**What is required**
Collect every line of the records below that contains the word "ylabel".

============

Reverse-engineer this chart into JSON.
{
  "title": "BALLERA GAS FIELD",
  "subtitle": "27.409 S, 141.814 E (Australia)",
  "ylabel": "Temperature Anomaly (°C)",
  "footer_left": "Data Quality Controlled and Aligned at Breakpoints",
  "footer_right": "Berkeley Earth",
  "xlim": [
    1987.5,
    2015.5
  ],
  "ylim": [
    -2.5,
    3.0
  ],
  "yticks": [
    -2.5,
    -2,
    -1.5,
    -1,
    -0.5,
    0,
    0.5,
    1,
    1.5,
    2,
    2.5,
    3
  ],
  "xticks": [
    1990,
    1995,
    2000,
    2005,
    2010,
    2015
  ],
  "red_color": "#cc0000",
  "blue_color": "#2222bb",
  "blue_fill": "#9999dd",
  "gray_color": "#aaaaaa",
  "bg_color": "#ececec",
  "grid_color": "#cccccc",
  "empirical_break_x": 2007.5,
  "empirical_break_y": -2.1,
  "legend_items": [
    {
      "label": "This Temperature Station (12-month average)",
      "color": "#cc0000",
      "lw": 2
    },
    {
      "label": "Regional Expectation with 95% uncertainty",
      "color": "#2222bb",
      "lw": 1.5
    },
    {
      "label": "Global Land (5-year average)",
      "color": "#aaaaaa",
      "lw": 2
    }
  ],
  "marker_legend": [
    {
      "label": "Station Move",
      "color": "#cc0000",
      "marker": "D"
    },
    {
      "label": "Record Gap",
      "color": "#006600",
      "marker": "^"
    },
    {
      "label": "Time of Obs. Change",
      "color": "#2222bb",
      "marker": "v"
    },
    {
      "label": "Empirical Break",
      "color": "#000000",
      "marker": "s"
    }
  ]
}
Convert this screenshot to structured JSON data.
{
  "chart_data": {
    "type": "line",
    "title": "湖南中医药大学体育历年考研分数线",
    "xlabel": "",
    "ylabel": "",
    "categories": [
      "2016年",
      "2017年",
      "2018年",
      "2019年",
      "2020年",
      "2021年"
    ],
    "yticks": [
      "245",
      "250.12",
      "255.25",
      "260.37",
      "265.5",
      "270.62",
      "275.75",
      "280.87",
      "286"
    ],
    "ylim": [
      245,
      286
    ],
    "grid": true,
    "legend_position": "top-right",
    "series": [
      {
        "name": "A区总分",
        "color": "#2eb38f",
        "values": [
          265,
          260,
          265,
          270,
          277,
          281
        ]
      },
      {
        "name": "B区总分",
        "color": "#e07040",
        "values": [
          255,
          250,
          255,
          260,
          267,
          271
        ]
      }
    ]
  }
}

============

**Answer to this problem**
  "ylabel": "Temperature Anomaly (°C)",
    "ylabel": "",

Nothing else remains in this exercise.